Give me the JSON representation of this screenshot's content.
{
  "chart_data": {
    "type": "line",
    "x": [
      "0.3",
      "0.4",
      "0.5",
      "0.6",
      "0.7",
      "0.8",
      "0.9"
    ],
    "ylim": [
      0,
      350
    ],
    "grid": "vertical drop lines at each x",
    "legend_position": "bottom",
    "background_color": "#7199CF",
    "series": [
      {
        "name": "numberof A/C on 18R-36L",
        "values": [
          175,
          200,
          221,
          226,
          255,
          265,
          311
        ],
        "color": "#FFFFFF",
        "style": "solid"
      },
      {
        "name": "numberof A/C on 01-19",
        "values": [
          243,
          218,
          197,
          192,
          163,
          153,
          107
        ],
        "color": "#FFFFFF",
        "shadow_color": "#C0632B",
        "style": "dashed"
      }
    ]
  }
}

######

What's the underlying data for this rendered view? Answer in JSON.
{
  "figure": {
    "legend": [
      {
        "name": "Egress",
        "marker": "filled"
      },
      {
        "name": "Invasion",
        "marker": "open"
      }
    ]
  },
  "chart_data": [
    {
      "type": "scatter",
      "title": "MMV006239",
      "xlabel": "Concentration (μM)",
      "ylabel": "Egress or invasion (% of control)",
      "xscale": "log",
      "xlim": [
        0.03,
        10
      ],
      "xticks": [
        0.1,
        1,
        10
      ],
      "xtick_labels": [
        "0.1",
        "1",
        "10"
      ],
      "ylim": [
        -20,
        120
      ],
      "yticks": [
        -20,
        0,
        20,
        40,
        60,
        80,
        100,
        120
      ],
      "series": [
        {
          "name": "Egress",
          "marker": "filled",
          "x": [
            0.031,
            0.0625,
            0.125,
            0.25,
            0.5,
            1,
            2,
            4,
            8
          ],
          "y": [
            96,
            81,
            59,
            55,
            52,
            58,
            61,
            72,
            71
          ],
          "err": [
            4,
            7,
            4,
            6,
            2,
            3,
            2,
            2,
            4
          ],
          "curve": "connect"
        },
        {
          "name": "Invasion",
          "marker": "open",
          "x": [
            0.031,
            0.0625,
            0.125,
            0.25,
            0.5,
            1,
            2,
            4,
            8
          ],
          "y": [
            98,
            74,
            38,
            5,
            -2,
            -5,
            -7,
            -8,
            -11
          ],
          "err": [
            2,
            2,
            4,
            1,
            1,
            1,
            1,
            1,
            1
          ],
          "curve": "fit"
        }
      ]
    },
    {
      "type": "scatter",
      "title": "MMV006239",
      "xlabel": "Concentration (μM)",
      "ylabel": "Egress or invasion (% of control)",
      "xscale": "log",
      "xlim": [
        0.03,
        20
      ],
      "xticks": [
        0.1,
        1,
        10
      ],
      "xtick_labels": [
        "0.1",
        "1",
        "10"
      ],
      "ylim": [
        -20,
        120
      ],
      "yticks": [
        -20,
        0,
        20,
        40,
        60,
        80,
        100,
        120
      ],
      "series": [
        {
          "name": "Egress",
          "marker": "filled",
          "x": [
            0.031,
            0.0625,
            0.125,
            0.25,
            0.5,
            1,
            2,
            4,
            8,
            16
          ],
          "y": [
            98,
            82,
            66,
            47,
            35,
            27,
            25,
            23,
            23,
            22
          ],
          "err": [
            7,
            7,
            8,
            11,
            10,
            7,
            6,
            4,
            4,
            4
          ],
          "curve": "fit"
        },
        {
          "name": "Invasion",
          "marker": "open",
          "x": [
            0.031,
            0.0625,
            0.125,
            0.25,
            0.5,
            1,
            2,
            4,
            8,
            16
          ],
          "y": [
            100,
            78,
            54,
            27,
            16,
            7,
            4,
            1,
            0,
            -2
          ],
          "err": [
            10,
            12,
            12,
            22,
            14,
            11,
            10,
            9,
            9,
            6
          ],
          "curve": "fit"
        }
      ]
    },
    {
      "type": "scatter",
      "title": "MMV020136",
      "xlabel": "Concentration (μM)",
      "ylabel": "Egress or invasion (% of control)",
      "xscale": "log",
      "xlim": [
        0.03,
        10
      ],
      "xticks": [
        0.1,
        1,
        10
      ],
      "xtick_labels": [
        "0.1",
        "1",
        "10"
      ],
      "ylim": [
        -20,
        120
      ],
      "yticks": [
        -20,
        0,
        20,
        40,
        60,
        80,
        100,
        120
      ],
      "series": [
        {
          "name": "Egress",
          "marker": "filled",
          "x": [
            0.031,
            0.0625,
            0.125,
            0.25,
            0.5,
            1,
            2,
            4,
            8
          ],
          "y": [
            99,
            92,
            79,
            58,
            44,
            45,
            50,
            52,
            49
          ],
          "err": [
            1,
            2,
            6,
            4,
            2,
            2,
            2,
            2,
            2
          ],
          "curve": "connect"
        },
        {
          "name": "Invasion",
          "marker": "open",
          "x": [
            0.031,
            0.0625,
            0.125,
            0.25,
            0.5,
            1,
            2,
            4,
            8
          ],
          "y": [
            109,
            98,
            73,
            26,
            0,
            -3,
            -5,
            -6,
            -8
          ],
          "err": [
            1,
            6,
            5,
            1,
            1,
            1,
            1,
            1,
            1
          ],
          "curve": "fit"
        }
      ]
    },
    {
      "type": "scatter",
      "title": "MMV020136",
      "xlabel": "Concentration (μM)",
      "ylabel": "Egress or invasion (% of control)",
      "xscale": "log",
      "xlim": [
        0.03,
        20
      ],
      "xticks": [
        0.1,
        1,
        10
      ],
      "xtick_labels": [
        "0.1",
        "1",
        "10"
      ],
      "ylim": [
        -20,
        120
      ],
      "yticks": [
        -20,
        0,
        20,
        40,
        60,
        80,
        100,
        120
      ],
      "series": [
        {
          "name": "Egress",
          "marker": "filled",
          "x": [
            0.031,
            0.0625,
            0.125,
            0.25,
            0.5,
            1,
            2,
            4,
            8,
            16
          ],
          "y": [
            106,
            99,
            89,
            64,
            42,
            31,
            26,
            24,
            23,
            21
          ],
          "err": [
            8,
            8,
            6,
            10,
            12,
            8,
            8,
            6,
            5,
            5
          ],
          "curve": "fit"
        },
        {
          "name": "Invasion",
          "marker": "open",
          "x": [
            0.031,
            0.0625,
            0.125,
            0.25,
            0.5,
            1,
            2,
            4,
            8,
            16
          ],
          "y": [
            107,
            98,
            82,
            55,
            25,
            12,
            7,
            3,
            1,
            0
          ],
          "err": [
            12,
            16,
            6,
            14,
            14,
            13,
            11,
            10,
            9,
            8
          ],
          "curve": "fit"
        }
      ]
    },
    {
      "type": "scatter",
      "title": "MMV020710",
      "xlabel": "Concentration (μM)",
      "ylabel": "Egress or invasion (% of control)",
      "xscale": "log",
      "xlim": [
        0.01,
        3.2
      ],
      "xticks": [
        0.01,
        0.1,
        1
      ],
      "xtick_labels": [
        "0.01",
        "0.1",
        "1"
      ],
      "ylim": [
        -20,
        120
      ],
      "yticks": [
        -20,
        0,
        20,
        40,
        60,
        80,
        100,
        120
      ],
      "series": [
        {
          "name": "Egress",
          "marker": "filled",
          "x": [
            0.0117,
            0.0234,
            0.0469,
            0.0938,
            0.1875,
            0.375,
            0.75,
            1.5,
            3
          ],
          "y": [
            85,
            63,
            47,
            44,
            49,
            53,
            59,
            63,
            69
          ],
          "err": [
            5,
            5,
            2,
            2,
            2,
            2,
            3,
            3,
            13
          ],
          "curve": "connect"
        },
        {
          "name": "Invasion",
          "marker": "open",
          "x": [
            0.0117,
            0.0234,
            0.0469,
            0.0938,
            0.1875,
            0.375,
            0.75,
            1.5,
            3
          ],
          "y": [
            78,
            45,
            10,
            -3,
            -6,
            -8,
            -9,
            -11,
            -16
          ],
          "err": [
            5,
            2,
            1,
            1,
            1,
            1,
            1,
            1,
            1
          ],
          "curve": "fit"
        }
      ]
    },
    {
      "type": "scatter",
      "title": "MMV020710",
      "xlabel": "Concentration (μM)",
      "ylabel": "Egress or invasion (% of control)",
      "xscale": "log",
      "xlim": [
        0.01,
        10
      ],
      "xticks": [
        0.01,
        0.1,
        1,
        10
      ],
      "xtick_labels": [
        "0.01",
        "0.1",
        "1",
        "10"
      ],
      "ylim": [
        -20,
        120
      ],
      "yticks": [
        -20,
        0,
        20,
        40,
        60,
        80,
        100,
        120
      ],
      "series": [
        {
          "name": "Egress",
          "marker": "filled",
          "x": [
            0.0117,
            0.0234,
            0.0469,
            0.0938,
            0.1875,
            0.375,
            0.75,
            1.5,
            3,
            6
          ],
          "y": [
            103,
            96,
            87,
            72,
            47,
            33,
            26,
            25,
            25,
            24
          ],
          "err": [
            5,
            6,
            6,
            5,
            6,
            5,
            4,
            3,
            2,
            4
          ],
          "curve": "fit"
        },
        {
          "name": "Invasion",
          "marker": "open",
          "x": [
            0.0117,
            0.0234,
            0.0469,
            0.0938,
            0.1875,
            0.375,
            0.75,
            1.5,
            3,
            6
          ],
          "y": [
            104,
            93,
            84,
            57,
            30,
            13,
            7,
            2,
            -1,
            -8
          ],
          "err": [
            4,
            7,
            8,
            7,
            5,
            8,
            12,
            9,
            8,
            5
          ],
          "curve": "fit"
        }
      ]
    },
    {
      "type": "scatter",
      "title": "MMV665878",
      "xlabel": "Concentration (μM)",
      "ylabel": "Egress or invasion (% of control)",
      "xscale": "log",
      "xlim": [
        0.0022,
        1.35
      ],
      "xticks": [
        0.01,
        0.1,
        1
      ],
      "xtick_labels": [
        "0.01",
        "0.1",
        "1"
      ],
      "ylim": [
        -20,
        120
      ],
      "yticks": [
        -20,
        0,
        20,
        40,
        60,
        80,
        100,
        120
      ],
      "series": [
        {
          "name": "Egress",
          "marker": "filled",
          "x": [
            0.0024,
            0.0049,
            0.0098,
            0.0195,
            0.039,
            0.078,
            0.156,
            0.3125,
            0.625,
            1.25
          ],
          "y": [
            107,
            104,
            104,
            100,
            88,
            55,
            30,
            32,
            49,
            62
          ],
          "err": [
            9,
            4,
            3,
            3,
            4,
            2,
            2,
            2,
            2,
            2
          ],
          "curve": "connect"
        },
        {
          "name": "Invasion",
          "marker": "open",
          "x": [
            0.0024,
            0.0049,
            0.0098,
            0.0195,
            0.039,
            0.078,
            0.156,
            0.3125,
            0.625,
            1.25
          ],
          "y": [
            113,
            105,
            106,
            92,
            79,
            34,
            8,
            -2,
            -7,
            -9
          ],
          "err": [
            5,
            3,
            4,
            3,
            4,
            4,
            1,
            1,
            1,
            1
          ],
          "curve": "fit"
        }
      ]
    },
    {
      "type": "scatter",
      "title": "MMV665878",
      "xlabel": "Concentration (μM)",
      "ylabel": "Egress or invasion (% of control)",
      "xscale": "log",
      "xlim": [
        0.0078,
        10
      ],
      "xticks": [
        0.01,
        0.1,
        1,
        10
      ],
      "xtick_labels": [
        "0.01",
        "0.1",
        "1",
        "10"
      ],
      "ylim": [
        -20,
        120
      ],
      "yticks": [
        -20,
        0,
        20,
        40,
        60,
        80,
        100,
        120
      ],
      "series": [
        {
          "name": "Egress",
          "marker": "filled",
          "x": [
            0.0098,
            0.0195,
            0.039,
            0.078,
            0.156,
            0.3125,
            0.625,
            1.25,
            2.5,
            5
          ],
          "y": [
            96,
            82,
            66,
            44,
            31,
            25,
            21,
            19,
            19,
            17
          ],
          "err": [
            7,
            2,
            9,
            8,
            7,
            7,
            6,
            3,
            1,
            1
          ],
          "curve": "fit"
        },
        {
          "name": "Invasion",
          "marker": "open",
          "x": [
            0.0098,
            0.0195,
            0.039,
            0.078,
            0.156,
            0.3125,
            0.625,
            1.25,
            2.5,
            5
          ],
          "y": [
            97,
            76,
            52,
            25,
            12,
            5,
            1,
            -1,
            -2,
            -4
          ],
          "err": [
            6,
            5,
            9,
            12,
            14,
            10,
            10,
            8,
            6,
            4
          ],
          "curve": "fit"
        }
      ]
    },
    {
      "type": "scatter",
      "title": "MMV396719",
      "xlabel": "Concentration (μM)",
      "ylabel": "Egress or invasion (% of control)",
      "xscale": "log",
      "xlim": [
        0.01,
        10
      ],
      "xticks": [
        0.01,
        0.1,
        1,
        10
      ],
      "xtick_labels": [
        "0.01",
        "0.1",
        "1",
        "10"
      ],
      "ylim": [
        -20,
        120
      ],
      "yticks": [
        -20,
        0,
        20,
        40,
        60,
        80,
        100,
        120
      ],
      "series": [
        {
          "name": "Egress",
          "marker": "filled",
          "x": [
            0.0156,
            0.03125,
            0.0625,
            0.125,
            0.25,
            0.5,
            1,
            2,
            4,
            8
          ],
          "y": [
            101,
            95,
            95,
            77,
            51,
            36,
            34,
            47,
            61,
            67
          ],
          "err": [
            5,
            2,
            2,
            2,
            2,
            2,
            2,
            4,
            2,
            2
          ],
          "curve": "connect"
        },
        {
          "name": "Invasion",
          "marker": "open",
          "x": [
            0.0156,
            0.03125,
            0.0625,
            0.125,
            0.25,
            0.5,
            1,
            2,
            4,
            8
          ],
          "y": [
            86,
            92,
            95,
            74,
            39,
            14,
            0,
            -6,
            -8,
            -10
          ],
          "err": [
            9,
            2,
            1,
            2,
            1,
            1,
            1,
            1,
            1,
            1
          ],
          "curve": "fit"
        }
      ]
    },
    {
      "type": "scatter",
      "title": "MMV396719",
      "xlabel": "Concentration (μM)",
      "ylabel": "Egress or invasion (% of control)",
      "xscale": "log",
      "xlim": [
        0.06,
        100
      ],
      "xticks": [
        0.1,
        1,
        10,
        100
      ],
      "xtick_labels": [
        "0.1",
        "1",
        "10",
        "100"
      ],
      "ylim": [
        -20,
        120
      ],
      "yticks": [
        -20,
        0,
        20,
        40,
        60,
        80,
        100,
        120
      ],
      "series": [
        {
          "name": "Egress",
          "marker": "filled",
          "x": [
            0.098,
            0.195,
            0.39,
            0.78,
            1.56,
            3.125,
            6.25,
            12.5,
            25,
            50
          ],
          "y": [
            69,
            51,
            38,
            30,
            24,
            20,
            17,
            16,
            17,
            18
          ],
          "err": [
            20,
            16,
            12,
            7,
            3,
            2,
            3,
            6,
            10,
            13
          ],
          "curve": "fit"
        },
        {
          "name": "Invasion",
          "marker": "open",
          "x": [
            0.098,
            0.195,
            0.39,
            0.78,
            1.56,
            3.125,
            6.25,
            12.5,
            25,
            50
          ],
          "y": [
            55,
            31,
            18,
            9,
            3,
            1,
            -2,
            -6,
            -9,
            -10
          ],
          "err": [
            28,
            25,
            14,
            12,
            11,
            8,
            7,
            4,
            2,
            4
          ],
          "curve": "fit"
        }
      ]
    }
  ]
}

######

= SET TASK =
Report the number of lines that include the string "this"; return nothing but the count.

= EXERCISE SOLUTION =
2